**Written task**
Only the number is needed: how many lines contain the word "décembre"?

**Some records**
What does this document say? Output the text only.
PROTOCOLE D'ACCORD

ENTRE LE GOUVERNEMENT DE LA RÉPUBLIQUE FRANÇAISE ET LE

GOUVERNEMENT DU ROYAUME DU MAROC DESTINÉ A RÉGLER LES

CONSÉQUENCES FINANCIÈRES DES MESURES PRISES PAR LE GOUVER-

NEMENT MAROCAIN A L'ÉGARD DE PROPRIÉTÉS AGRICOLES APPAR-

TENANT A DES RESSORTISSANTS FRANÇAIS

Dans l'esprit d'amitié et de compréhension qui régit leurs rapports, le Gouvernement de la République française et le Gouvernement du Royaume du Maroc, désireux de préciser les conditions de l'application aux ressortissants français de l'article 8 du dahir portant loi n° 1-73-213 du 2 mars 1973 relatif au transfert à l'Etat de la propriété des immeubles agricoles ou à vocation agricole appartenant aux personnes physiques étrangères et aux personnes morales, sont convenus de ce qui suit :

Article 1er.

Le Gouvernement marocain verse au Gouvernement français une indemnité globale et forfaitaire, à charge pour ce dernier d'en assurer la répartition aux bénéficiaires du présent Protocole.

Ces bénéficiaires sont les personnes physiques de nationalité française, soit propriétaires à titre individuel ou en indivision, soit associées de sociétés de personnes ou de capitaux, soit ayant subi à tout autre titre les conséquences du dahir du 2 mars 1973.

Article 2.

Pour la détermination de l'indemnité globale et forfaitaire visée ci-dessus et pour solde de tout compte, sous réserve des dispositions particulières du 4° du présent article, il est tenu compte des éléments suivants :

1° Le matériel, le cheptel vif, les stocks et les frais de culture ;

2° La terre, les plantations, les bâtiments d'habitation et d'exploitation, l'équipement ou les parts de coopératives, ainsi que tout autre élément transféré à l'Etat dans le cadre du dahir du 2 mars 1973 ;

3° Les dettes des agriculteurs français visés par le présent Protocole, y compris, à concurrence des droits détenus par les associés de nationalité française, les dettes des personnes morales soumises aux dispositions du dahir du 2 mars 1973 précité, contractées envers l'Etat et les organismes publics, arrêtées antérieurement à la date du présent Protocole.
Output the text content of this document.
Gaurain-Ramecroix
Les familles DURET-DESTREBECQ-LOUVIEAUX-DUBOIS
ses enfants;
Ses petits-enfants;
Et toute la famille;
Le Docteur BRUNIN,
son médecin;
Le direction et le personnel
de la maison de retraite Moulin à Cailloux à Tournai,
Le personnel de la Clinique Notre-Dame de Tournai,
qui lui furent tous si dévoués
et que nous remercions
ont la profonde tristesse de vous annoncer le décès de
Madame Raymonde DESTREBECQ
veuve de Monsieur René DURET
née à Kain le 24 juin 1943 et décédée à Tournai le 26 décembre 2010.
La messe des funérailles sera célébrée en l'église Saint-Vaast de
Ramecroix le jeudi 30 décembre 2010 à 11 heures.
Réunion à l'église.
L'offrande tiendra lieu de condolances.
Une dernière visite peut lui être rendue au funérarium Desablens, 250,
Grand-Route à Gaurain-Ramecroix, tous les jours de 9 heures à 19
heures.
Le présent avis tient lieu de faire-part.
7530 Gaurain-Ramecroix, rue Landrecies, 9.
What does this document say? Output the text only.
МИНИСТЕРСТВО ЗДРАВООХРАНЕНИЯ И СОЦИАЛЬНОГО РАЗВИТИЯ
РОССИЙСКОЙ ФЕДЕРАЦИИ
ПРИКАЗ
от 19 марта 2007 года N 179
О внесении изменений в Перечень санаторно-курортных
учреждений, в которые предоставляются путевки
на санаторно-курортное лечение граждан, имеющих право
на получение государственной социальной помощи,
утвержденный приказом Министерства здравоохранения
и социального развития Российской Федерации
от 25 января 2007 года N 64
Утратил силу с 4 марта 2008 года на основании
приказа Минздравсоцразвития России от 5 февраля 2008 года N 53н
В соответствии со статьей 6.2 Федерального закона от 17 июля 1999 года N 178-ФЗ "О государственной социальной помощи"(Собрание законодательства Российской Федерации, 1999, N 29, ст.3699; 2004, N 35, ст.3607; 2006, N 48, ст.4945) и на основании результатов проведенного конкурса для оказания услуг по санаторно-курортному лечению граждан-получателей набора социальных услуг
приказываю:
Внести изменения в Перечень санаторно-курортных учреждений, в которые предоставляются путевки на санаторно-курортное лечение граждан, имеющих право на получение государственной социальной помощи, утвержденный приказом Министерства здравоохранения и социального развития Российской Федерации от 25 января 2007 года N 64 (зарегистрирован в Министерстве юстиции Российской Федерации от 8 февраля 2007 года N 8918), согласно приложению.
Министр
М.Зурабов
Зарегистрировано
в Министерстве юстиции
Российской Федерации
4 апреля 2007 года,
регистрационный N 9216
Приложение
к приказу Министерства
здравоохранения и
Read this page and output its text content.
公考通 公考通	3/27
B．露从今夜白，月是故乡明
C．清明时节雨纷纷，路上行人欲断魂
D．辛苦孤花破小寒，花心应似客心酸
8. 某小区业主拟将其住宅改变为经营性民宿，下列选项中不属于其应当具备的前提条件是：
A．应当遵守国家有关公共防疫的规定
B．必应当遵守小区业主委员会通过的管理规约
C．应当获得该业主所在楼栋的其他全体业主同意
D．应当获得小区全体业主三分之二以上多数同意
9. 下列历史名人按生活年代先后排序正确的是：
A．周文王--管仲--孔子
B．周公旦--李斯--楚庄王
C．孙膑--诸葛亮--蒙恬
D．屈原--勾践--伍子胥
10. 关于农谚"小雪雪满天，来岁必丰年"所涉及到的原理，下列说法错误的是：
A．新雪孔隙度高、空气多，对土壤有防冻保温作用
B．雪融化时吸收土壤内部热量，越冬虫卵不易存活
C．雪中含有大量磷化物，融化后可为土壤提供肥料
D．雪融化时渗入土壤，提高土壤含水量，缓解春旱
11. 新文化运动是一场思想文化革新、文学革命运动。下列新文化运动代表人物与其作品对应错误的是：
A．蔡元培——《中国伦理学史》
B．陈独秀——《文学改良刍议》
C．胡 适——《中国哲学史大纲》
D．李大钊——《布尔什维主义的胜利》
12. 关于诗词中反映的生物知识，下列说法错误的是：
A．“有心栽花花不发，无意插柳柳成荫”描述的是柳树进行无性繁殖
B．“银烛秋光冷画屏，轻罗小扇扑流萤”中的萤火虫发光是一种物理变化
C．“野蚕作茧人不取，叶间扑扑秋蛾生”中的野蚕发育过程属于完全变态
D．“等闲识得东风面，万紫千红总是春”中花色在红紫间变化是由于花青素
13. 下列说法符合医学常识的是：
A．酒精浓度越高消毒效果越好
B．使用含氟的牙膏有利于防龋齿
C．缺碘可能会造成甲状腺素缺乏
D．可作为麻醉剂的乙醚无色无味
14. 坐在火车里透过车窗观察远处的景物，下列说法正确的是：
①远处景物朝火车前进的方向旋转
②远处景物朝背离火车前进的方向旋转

**Exercise solution**
2